** Start of DOCUMENT SECTION **

# Anyone work for PAS repair team?



## bigdaddy (Mar 3, 2013)

I am looking to talk to anyone else on the repair team for PAS about the current work load and changes. Please PM me if you would like to talk. I am looking for contractors who actually login and get their assignments thru Aspen Grove I Vendor, not someone who works for a guy that gets his work from his cousins friend that works for PAS.


----------



## madxtreme01 (Mar 5, 2015)

bigdaddy said:


> I am looking to talk to anyone else on the repair team for PAS about the current work load and changes. Please PM me if you would like to talk. I am looking for contractors who actually login and get their assignments thru Aspen Grove I Vendor, not someone who works for a guy that gets his work from his cousins friend that works for PAS.



can't say I have ever heard of them.... What does PAS stand for?


----------



## GTX63 (Apr 12, 2012)

Are you referring to Premiere Asset Services?


----------



## Jaybuilds (Nov 19, 2015)

Yes bud. How can I help


----------



## Zuse (Nov 17, 2012)

http://www.realestatewebmasters.com...rom-Premiere-Asset-Services-(PAS)-list/page3?


I just thought i would post a link to a thread about PSA and Wells Fargo, its and old thread.


----------



## bigdaddy (Mar 3, 2013)

Zuse,
Thanks for the link but I was looking to talk to other contractors. The brokers don't really have anything to do with the repair team. I figured I would ask around here. To be honest, I didn't think I would get a bunch of responses since I think there are less then 100 of us nationwide, but I thought there might be at least 1 or 2 on this board. Oh well.

** End of DOCUMENT SECTION **
** Start of MATERIAL PROVIDED **

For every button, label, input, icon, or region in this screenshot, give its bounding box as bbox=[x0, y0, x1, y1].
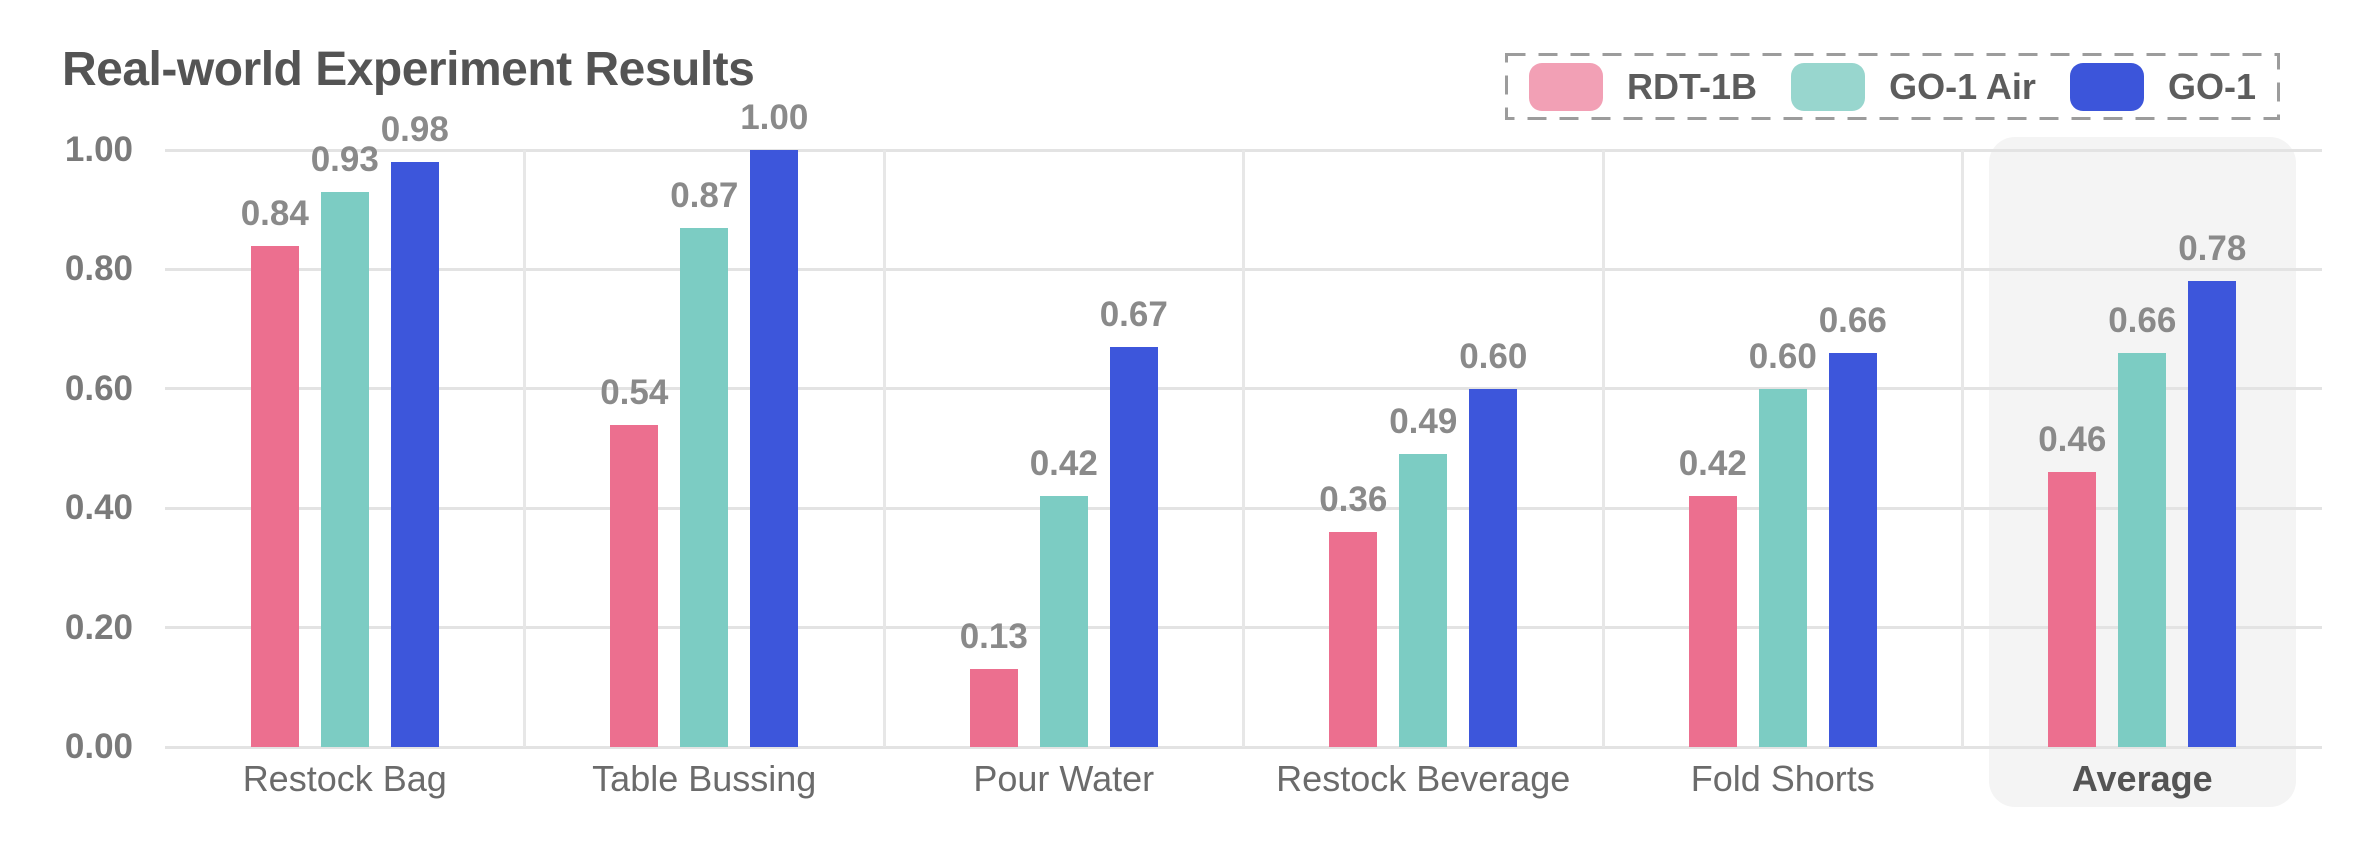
bar-value-label-go-1-air-pour-water: 0.42 bbox=[1029, 444, 1098, 484]
bar-rdt-1b-restock-beverage bbox=[1329, 532, 1378, 747]
panel-divider bbox=[523, 150, 526, 747]
x-axis-category-label-average: Average bbox=[2071, 758, 2213, 799]
bar-go-1-air-average bbox=[2118, 352, 2167, 747]
bar-value-label-go-1-average: 0.78 bbox=[2178, 229, 2247, 269]
bar-value-label-go-1-restock-bag: 0.98 bbox=[380, 109, 449, 149]
x-axis-category-label-pour-water: Pour Water bbox=[973, 758, 1155, 799]
bar-go-1-air-fold-shorts bbox=[1758, 388, 1807, 747]
bar-go-1-air-restock-bag bbox=[320, 191, 369, 747]
y-axis-tick-label-0.00: 0.00 bbox=[64, 727, 133, 766]
y-axis-tick-label-0.40: 0.40 bbox=[64, 488, 133, 528]
bar-value-label-go-1-fold-shorts: 0.66 bbox=[1818, 300, 1887, 340]
bar-value-label-rdt-1b-restock-beverage: 0.36 bbox=[1319, 480, 1388, 520]
bar-go-1-pour-water bbox=[1109, 347, 1158, 747]
panel-divider bbox=[1961, 150, 1964, 747]
bar-value-label-rdt-1b-table-bussing: 0.54 bbox=[600, 372, 669, 412]
bar-value-label-rdt-1b-fold-shorts: 0.42 bbox=[1678, 444, 1747, 484]
bar-go-1-fold-shorts bbox=[1828, 352, 1877, 747]
bar-value-label-rdt-1b-average: 0.46 bbox=[2038, 420, 2107, 460]
bar-value-label-go-1-air-fold-shorts: 0.60 bbox=[1748, 336, 1817, 376]
bar-go-1-average bbox=[2188, 281, 2237, 747]
panel-divider bbox=[882, 150, 886, 747]
bar-value-label-go-1-air-restock-beverage: 0.49 bbox=[1389, 402, 1458, 442]
x-axis-category-label-fold-shorts: Fold Shorts bbox=[1690, 758, 1875, 799]
bar-go-1-air-restock-beverage bbox=[1399, 454, 1448, 747]
x-axis-category-label-table-bussing: Table Bussing bbox=[592, 758, 817, 799]
bar-go-1-table-bussing bbox=[750, 150, 799, 747]
y-axis-tick-label-0.60: 0.60 bbox=[64, 368, 133, 408]
bar-go-1-air-pour-water bbox=[1039, 496, 1088, 747]
x-axis-category-label-restock-bag: Restock Bag bbox=[242, 758, 447, 799]
bar-go-1-restock-beverage bbox=[1469, 388, 1518, 747]
bar-rdt-1b-average bbox=[2048, 472, 2097, 747]
gridline-y-0.00 bbox=[165, 745, 2322, 749]
bar-value-label-rdt-1b-pour-water: 0.13 bbox=[959, 617, 1028, 657]
y-axis-tick-label-0.80: 0.80 bbox=[64, 249, 133, 289]
y-axis-tick-label-0.20: 0.20 bbox=[64, 607, 133, 647]
chart-title: Real-world Experiment Results bbox=[62, 43, 755, 96]
bar-value-label-go-1-air-table-bussing: 0.87 bbox=[670, 175, 739, 215]
bar-value-label-go-1-table-bussing: 1.00 bbox=[740, 98, 809, 137]
panel-divider bbox=[1242, 150, 1245, 747]
bar-value-label-rdt-1b-restock-bag: 0.84 bbox=[240, 193, 309, 233]
bar-rdt-1b-pour-water bbox=[969, 669, 1018, 747]
bar-go-1-air-table-bussing bbox=[680, 227, 729, 747]
bar-value-label-go-1-pour-water: 0.67 bbox=[1099, 295, 1168, 334]
bar-value-label-go-1-air-restock-bag: 0.93 bbox=[310, 139, 379, 179]
y-axis-tick-label-1.00: 1.00 bbox=[64, 130, 133, 169]
bar-value-label-go-1-air-average: 0.66 bbox=[2108, 300, 2177, 340]
bar-value-label-go-1-restock-beverage: 0.60 bbox=[1459, 336, 1528, 376]
bar-rdt-1b-table-bussing bbox=[610, 424, 659, 747]
legend: RDT-1B GO-1 Air GO-1 bbox=[1505, 53, 2280, 120]
x-axis-category-label-restock-beverage: Restock Beverage bbox=[1276, 758, 1571, 799]
panel-divider bbox=[1601, 150, 1605, 747]
bar-rdt-1b-fold-shorts bbox=[1688, 496, 1737, 747]
bar-rdt-1b-restock-bag bbox=[250, 245, 299, 747]
bar-go-1-restock-bag bbox=[390, 161, 439, 747]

** End of MATERIAL PROVIDED **

**WHAT NEEDS TO BE DONE:** Rewrite the part of the forum thread starting with "## Zuse (Nov" and going on through "and old thread.", changing "Wells Fargo" to "Chase". Work from the forum thread alone.

**RESPONSE TO THE TASK:**
## Zuse (Nov 17, 2012)

http://www.realestatewebmasters.com...rom-Premiere-Asset-Services-(PAS)-list/page3?


I just thought i would post a link to a thread about PSA and Chase, its and old thread.